Work to complete:
Copy all the entries below exactly, but not the pictures.

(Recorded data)
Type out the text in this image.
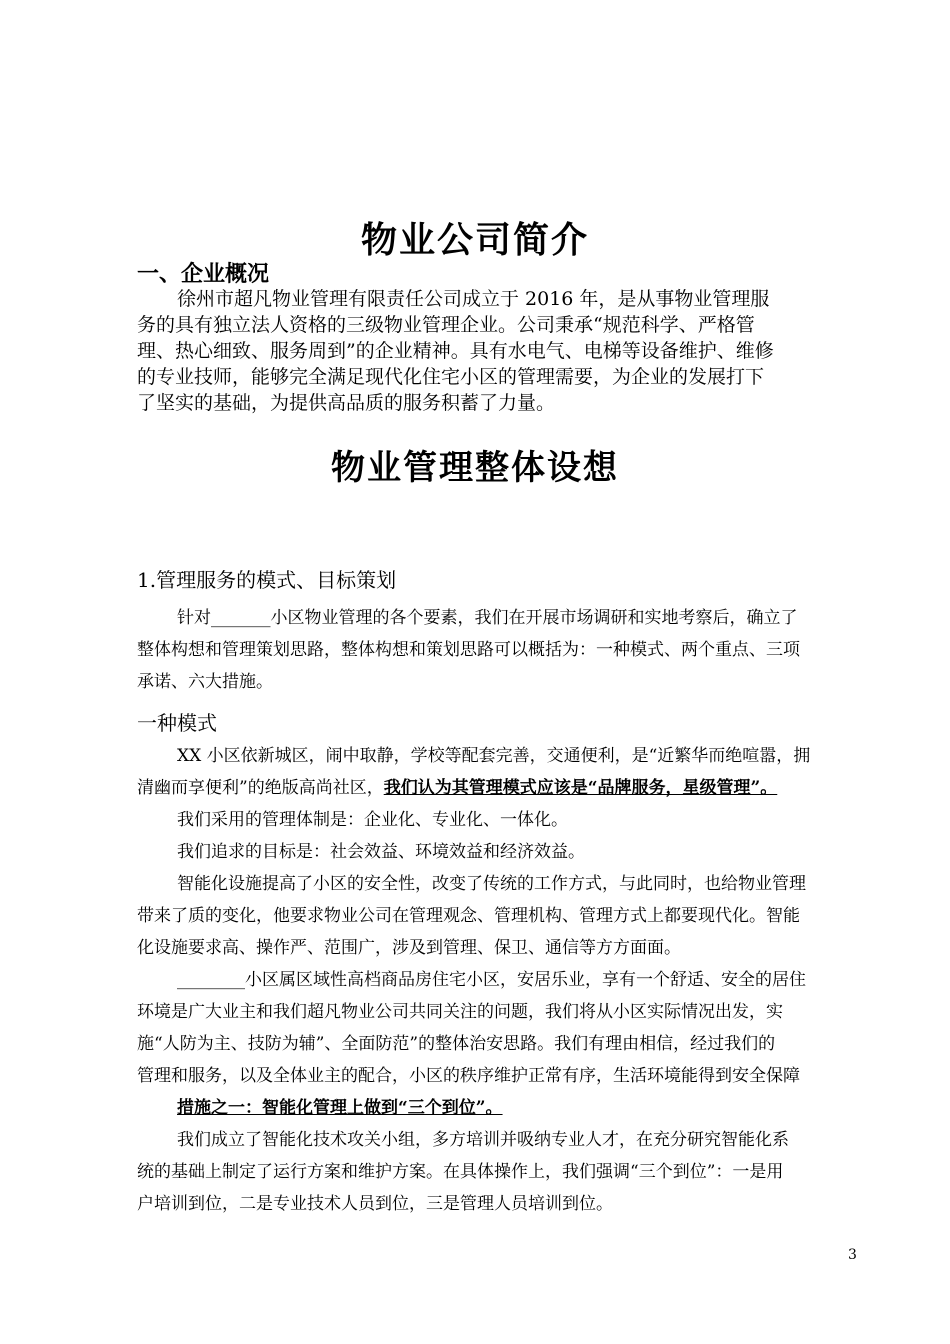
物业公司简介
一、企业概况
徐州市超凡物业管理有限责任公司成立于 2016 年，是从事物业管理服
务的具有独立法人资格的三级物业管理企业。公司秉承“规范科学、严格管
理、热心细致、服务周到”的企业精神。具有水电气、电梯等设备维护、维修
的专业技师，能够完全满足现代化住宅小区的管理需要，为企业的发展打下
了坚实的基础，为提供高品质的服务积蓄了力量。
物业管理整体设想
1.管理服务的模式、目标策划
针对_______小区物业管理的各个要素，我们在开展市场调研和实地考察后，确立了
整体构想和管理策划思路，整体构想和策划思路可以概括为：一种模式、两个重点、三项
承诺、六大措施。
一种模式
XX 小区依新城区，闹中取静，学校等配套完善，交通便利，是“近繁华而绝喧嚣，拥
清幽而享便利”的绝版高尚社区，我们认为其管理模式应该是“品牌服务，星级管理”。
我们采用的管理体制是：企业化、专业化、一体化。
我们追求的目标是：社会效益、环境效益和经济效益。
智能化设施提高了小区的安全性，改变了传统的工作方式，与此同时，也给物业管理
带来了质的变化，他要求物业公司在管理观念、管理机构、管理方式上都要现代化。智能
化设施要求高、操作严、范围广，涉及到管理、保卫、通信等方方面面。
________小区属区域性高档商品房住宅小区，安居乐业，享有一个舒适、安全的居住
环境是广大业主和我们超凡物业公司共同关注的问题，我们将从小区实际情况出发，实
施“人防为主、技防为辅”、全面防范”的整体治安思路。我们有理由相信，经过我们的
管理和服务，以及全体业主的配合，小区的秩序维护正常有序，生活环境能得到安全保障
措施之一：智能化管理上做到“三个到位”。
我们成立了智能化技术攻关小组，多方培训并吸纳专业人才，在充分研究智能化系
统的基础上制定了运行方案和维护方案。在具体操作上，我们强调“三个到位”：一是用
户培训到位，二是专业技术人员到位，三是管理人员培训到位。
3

Exercise answer:
Type out the text in this image.
物业公司简介
一、企业概况
徐州市超凡物业管理有限责任公司成立于 2016 年，是从事物业管理服
务的具有独立法人资格的三级物业管理企业。公司秉承“规范科学、严格管
理、热心细致、服务周到”的企业精神。具有水电气、电梯等设备维护、维修
的专业技师，能够完全满足现代化住宅小区的管理需要，为企业的发展打下
了坚实的基础，为提供高品质的服务积蓄了力量。
物业管理整体设想
1.管理服务的模式、目标策划
针对_______小区物业管理的各个要素，我们在开展市场调研和实地考察后，确立了
整体构想和管理策划思路，整体构想和策划思路可以概括为：一种模式、两个重点、三项
承诺、六大措施。
一种模式
XX 小区依新城区，闹中取静，学校等配套完善，交通便利，是“近繁华而绝喧嚣，拥
清幽而享便利”的绝版高尚社区，我们认为其管理模式应该是“品牌服务，星级管理”。
我们采用的管理体制是：企业化、专业化、一体化。
我们追求的目标是：社会效益、环境效益和经济效益。
智能化设施提高了小区的安全性，改变了传统的工作方式，与此同时，也给物业管理
带来了质的变化，他要求物业公司在管理观念、管理机构、管理方式上都要现代化。智能
化设施要求高、操作严、范围广，涉及到管理、保卫、通信等方方面面。
________小区属区域性高档商品房住宅小区，安居乐业，享有一个舒适、安全的居住
环境是广大业主和我们超凡物业公司共同关注的问题，我们将从小区实际情况出发，实
施“人防为主、技防为辅”、全面防范”的整体治安思路。我们有理由相信，经过我们的
管理和服务，以及全体业主的配合，小区的秩序维护正常有序，生活环境能得到安全保障
措施之一：智能化管理上做到“三个到位”。
我们成立了智能化技术攻关小组，多方培训并吸纳专业人才，在充分研究智能化系
统的基础上制定了运行方案和维护方案。在具体操作上，我们强调“三个到位”：一是用
户培训到位，二是专业技术人员到位，三是管理人员培训到位。
3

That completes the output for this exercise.